▶ _THE TASK_
Each record below should appear again exactly as written.

▶ _PROVIDED RECORDS_
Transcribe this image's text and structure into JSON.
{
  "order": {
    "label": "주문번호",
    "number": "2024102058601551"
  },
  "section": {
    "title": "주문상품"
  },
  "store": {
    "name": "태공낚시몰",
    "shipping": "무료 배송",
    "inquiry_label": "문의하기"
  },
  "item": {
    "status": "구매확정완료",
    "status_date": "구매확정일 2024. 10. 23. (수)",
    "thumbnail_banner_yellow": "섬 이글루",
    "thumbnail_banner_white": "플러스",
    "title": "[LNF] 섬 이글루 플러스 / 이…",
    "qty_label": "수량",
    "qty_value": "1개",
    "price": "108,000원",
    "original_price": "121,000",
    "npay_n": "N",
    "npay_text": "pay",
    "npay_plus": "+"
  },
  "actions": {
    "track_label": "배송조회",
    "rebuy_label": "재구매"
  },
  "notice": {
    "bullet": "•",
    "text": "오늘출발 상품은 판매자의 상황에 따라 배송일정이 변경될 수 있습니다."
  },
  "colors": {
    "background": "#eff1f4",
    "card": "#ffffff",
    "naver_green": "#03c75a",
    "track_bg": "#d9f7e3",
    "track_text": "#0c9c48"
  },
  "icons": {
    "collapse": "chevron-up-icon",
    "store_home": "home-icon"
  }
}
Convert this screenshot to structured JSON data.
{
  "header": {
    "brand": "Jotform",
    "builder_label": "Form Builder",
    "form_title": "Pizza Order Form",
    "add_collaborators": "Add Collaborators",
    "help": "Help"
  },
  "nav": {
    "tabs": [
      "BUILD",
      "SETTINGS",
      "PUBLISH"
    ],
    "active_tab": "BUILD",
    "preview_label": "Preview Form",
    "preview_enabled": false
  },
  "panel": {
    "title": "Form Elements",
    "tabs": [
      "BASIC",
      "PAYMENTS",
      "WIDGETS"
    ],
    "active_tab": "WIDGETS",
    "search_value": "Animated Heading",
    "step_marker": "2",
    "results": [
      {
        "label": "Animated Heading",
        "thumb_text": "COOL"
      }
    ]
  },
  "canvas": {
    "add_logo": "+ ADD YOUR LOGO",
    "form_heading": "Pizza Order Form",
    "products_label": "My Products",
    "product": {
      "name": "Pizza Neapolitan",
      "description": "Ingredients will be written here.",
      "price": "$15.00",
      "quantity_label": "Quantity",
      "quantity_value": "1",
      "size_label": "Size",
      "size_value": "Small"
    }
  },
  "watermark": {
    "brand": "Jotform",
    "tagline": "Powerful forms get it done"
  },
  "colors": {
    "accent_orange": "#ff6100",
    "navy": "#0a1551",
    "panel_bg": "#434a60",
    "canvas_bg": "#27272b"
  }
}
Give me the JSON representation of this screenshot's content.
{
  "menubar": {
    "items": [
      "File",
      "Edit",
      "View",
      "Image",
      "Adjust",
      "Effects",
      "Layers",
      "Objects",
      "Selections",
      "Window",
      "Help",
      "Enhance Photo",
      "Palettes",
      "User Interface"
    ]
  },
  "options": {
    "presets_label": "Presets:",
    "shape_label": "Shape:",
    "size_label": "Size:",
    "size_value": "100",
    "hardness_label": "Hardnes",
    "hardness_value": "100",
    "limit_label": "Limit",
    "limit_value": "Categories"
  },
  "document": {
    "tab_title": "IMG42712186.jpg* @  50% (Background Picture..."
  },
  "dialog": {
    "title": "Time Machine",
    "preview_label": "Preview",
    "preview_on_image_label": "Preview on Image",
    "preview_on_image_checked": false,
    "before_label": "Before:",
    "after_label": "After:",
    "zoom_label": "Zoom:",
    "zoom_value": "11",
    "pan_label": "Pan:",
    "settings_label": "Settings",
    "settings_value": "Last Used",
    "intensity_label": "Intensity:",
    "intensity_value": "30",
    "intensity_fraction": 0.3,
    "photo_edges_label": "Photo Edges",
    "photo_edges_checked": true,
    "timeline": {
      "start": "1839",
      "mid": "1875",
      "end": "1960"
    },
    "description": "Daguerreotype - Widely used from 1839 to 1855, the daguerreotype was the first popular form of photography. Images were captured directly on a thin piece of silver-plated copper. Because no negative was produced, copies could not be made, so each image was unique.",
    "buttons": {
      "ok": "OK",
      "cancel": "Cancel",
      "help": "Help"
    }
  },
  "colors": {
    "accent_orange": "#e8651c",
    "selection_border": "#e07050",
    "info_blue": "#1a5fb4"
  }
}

▶ _SOLUTION TO THIS EXERCISE_
Transcribe this image's text and structure into JSON.
{
  "order": {
    "label": "주문번호",
    "number": "2024102058601551"
  },
  "section": {
    "title": "주문상품"
  },
  "store": {
    "name": "태공낚시몰",
    "shipping": "무료 배송",
    "inquiry_label": "문의하기"
  },
  "item": {
    "status": "구매확정완료",
    "status_date": "구매확정일 2024. 10. 23. (수)",
    "thumbnail_banner_yellow": "섬 이글루",
    "thumbnail_banner_white": "플러스",
    "title": "[LNF] 섬 이글루 플러스 / 이…",
    "qty_label": "수량",
    "qty_value": "1개",
    "price": "108,000원",
    "original_price": "121,000",
    "npay_n": "N",
    "npay_text": "pay",
    "npay_plus": "+"
  },
  "actions": {
    "track_label": "배송조회",
    "rebuy_label": "재구매"
  },
  "notice": {
    "bullet": "•",
    "text": "오늘출발 상품은 판매자의 상황에 따라 배송일정이 변경될 수 있습니다."
  },
  "colors": {
    "background": "#eff1f4",
    "card": "#ffffff",
    "naver_green": "#03c75a",
    "track_bg": "#d9f7e3",
    "track_text": "#0c9c48"
  },
  "icons": {
    "collapse": "chevron-up-icon",
    "store_home": "home-icon"
  }
}
Convert this screenshot to structured JSON data.
{
  "header": {
    "brand": "Jotform",
    "builder_label": "Form Builder",
    "form_title": "Pizza Order Form",
    "add_collaborators": "Add Collaborators",
    "help": "Help"
  },
  "nav": {
    "tabs": [
      "BUILD",
      "SETTINGS",
      "PUBLISH"
    ],
    "active_tab": "BUILD",
    "preview_label": "Preview Form",
    "preview_enabled": false
  },
  "panel": {
    "title": "Form Elements",
    "tabs": [
      "BASIC",
      "PAYMENTS",
      "WIDGETS"
    ],
    "active_tab": "WIDGETS",
    "search_value": "Animated Heading",
    "step_marker": "2",
    "results": [
      {
        "label": "Animated Heading",
        "thumb_text": "COOL"
      }
    ]
  },
  "canvas": {
    "add_logo": "+ ADD YOUR LOGO",
    "form_heading": "Pizza Order Form",
    "products_label": "My Products",
    "product": {
      "name": "Pizza Neapolitan",
      "description": "Ingredients will be written here.",
      "price": "$15.00",
      "quantity_label": "Quantity",
      "quantity_value": "1",
      "size_label": "Size",
      "size_value": "Small"
    }
  },
  "watermark": {
    "brand": "Jotform",
    "tagline": "Powerful forms get it done"
  },
  "colors": {
    "accent_orange": "#ff6100",
    "navy": "#0a1551",
    "panel_bg": "#434a60",
    "canvas_bg": "#27272b"
  }
}
Give me the JSON representation of this screenshot's content.
{
  "menubar": {
    "items": [
      "File",
      "Edit",
      "View",
      "Image",
      "Adjust",
      "Effects",
      "Layers",
      "Objects",
      "Selections",
      "Window",
      "Help",
      "Enhance Photo",
      "Palettes",
      "User Interface"
    ]
  },
  "options": {
    "presets_label": "Presets:",
    "shape_label": "Shape:",
    "size_label": "Size:",
    "size_value": "100",
    "hardness_label": "Hardnes",
    "hardness_value": "100",
    "limit_label": "Limit",
    "limit_value": "Categories"
  },
  "document": {
    "tab_title": "IMG42712186.jpg* @  50% (Background Picture..."
  },
  "dialog": {
    "title": "Time Machine",
    "preview_label": "Preview",
    "preview_on_image_label": "Preview on Image",
    "preview_on_image_checked": false,
    "before_label": "Before:",
    "after_label": "After:",
    "zoom_label": "Zoom:",
    "zoom_value": "11",
    "pan_label": "Pan:",
    "settings_label": "Settings",
    "settings_value": "Last Used",
    "intensity_label": "Intensity:",
    "intensity_value": "30",
    "intensity_fraction": 0.3,
    "photo_edges_label": "Photo Edges",
    "photo_edges_checked": true,
    "timeline": {
      "start": "1839",
      "mid": "1875",
      "end": "1960"
    },
    "description": "Daguerreotype - Widely used from 1839 to 1855, the daguerreotype was the first popular form of photography. Images were captured directly on a thin piece of silver-plated copper. Because no negative was produced, copies could not be made, so each image was unique.",
    "buttons": {
      "ok": "OK",
      "cancel": "Cancel",
      "help": "Help"
    }
  },
  "colors": {
    "accent_orange": "#e8651c",
    "selection_border": "#e07050",
    "info_blue": "#1a5fb4"
  }
}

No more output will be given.